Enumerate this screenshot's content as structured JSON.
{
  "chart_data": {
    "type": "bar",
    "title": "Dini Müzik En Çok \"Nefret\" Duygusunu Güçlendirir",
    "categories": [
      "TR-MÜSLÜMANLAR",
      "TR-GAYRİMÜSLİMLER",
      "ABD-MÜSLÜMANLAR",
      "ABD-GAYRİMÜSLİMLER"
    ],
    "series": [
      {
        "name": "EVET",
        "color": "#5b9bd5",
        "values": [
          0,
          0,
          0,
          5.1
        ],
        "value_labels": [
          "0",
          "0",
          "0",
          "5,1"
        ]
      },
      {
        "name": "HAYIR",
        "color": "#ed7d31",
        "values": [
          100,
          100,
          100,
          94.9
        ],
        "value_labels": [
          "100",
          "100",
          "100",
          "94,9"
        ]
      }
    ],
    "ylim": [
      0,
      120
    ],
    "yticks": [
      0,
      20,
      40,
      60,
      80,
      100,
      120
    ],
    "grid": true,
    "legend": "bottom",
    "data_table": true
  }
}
────────────────────────────────────────
Reproduce every record, matching each line exactly.

_Task response:_
Enumerate this screenshot's content as structured JSON.
{
  "chart_data": {
    "type": "bar",
    "title": "Dini Müzik En Çok \"Nefret\" Duygusunu Güçlendirir",
    "categories": [
      "TR-MÜSLÜMANLAR",
      "TR-GAYRİMÜSLİMLER",
      "ABD-MÜSLÜMANLAR",
      "ABD-GAYRİMÜSLİMLER"
    ],
    "series": [
      {
        "name": "EVET",
        "color": "#5b9bd5",
        "values": [
          0,
          0,
          0,
          5.1
        ],
        "value_labels": [
          "0",
          "0",
          "0",
          "5,1"
        ]
      },
      {
        "name": "HAYIR",
        "color": "#ed7d31",
        "values": [
          100,
          100,
          100,
          94.9
        ],
        "value_labels": [
          "100",
          "100",
          "100",
          "94,9"
        ]
      }
    ],
    "ylim": [
      0,
      120
    ],
    "yticks": [
      0,
      20,
      40,
      60,
      80,
      100,
      120
    ],
    "grid": true,
    "legend": "bottom",
    "data_table": true
  }
}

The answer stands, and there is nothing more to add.